21 Apr, 2008

2 commits

  • The previous optimization did not take the case into account where a
    clock provides its own softirq_get_time() function.

    Check for the availablitiy of the clock get time function first and
    then check if we need to retrieve the time for both clocks via
    hrtimer_softirq_gettime() to avoid a double evaluation of time in that
    case as well.

    Signed-off-by: Thomas Gleixner

    Thomas Gleixner
     
  • It seems that hrtimer_run_queues() is calling hrtimer_get_softirq_time() more
    often than it needs to. This can cause frequent contention on systems with
    large numbers of processors/cores.

    With this patch, hrtimer_run_queues only calls hrtimer_get_softirq_time() if
    there is a pending timer in one of the hrtimer bases, and only once.

    This also combines hrtimer_run_queues() and the inline run_hrtimer_queue()
    into one function.

    [ tglx@linutronix.de: coding style ]

    Signed-off-by: Dimitri Sivanich
    Cc: Peter Zijlstra
    Cc: Ingo Molnar
    Signed-off-by: Andrew Morton
    Signed-off-by: Thomas Gleixner

    Dimitri Sivanich
     

17 Apr, 2008

2 commits

  • In order to avoid the false positive from lockdep, each per-cpu base->lock has
    the separate lock class and migrate_hrtimers() uses double_spin_lock().

    This is overcomplicated: except for migrate_hrtimers() we never take 2 locks
    at once, and migrate_hrtimers() can use spin_lock_nested().

    Signed-off-by: Oleg Nesterov
    Cc: Arjan van de Ven
    Cc: Heiko Carstens
    Cc: Ingo Molnar
    Cc: Peter Zijlstra
    Signed-off-by: Andrew Morton
    Signed-off-by: Thomas Gleixner

    Oleg Nesterov
     
  • Convert all the nanosleep related users of restart_block to the
    new nanosleep specific restart_block fields.

    Signed-off-by: Thomas Gleixner

    Thomas Gleixner
     

15 Feb, 2008

2 commits

  • A CLOCK_REALTIME timer, which has an absolute expiry time less than
    the clock realtime offset calls with a negative delta into the clock
    events code and triggers the WARN_ON() there.

    This is a false positive and needs to be prevented. Check the result
    of timer->expires - timer->base->offset right away and return -ETIME
    right away.

    Thanks to Frans Pop, who reported the problem and tested the fixes.

    Signed-off-by: Thomas Gleixner
    Tested-by: Frans Pop

    Thomas Gleixner
     
  • Various user space callers ask for relative timeouts. While we fixed
    that overflow issue in hrtimer_start(), the sites which convert
    relative user space values to absolute timeouts themself were uncovered.

    Instead of putting overflow checks into each place add a function
    which does the sanity checking and convert all affected callers to use
    it.

    Thanks to Frans Pop, who reported the problem and tested the fixes.

Task requirements:
**A.** In the hrtimer commit log, write out the passage from "This is a false" up to and including "themself were uncovered.".
**B.** In the hrtimer commit log, rewrite the paragraph beginning "It seems that hrtimer_run_queues()" as a shorter version that keeps its main facts.

Records:
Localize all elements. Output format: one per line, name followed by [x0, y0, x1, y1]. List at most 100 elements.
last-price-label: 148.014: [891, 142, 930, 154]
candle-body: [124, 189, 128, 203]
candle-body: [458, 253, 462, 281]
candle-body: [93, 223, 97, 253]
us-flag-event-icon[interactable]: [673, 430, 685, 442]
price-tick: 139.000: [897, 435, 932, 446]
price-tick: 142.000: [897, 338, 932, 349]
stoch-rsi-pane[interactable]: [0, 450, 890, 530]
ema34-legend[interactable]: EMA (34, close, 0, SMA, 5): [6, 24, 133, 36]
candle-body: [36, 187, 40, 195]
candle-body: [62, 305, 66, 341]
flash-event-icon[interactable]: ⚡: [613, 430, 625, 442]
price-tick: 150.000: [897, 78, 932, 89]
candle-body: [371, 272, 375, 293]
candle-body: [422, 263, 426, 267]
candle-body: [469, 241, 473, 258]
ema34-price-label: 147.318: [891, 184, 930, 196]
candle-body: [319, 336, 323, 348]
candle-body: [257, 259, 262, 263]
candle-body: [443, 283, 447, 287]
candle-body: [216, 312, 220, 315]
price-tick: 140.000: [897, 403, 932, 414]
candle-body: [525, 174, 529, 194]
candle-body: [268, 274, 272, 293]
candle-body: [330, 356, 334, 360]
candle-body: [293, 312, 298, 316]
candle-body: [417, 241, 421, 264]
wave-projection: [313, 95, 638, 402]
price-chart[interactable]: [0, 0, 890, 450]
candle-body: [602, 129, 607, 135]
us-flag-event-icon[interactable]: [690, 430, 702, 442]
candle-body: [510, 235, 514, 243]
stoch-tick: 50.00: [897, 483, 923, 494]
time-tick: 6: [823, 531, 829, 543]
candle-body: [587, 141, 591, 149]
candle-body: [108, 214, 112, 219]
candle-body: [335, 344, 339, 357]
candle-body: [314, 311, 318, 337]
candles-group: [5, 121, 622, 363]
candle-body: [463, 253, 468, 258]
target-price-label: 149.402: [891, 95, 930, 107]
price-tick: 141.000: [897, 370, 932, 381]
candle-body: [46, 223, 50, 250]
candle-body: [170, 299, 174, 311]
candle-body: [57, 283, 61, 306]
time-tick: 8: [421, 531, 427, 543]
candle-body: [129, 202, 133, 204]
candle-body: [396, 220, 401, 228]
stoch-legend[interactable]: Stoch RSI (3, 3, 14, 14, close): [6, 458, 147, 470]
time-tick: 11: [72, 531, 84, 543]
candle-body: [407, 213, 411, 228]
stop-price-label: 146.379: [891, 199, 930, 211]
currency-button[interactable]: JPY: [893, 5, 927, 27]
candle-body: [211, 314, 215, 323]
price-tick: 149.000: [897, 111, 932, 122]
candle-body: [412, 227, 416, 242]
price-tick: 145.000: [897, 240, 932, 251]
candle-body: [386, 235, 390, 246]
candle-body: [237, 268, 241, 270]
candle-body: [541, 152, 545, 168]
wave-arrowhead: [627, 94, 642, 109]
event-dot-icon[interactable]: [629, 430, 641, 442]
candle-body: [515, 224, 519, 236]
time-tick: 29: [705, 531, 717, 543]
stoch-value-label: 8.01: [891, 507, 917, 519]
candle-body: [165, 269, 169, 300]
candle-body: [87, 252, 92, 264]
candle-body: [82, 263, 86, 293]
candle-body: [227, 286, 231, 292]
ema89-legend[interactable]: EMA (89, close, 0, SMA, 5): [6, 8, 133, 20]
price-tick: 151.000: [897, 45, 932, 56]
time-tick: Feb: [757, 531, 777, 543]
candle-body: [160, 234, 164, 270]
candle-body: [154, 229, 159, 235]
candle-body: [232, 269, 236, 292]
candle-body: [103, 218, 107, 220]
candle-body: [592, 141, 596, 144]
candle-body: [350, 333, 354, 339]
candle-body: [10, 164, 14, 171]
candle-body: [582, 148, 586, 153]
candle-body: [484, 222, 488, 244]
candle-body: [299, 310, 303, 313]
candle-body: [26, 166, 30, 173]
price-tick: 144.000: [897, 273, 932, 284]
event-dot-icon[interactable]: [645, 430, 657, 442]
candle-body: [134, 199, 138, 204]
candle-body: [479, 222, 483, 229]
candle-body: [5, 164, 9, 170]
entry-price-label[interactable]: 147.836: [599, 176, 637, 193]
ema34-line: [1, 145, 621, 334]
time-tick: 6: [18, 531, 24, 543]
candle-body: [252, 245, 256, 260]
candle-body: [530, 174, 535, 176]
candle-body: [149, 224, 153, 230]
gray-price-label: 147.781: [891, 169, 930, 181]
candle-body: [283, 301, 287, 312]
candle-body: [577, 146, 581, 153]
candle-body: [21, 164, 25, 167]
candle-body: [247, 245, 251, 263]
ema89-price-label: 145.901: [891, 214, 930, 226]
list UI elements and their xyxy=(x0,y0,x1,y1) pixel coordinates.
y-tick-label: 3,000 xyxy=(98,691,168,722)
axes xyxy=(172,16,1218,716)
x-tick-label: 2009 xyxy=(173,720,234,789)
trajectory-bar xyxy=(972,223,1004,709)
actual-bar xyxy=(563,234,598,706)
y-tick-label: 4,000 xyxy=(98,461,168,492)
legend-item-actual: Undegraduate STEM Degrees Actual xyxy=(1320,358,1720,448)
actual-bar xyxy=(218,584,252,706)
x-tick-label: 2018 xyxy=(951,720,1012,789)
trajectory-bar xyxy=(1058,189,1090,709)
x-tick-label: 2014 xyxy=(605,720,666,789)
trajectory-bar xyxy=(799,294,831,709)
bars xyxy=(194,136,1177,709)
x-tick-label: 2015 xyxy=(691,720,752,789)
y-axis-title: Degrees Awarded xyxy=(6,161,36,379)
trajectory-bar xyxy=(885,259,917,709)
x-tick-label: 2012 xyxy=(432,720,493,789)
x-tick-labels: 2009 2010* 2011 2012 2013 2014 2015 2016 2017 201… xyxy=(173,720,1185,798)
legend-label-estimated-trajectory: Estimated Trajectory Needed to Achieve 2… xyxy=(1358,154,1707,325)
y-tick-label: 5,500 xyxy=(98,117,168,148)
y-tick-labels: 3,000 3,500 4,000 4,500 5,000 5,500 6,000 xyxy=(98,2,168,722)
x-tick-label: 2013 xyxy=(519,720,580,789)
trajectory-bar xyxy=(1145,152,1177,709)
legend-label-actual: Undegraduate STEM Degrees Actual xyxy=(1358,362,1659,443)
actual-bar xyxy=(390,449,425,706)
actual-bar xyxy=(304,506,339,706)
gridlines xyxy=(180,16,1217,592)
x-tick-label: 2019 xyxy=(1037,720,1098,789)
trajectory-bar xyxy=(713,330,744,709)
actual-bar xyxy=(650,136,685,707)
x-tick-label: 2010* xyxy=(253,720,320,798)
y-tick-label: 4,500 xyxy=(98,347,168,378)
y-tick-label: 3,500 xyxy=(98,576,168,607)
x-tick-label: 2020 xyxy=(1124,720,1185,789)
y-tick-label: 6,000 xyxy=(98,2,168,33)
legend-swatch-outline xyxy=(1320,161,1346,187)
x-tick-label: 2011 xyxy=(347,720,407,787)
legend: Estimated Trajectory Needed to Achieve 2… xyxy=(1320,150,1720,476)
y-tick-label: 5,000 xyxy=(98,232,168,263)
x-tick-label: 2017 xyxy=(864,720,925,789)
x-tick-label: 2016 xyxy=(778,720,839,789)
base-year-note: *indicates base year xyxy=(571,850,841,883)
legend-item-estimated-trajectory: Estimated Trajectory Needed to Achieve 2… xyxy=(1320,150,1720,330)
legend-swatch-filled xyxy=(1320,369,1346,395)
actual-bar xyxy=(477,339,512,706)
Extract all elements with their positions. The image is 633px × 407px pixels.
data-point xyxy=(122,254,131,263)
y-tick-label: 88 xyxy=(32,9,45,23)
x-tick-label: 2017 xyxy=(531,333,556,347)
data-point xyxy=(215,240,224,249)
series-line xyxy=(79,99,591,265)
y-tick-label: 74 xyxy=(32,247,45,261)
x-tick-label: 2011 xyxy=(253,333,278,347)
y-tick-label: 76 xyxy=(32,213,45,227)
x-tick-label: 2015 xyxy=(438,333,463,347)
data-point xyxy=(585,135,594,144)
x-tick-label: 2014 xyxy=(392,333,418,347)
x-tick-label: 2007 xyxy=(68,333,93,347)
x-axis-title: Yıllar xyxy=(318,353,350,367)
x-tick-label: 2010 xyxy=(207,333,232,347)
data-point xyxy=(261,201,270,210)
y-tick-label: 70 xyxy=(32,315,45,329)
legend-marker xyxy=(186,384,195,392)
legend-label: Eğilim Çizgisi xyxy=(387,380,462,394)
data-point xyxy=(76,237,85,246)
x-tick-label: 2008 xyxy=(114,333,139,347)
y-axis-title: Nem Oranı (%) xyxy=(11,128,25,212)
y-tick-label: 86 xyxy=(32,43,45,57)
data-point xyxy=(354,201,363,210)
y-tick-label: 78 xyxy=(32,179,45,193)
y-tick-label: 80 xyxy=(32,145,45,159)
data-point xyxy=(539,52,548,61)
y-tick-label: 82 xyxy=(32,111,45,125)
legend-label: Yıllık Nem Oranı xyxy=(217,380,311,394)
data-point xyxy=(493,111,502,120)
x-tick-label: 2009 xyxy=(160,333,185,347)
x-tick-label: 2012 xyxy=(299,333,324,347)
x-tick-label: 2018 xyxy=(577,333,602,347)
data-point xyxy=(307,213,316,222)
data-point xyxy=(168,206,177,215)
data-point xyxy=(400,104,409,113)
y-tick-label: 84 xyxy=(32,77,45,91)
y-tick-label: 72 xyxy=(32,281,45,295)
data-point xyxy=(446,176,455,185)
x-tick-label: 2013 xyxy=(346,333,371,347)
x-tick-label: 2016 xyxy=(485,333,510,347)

Expected answers:
**A.**
This is a false positive and needs to be prevented. Check the result
    of timer->expires - timer->base->offset right away and return -ETIME
    right away.

    Thanks to Frans Pop, who reported the problem and tested the fixes.

    Signed-off-by: Thomas Gleixner
    Tested-by: Frans Pop

    Thomas Gleixner
     
  • Various user space callers ask for relative timeouts. While we fixed
    that overflow issue in hrtimer_start(), the sites which convert
    relative user space values to absolute timeouts themself were uncovered.

**B.** hrtimer_run_queues() appears to call hrtimer_get_softirq_time() more often than necessary, which can cause frequent contention on systems with many processors or cores.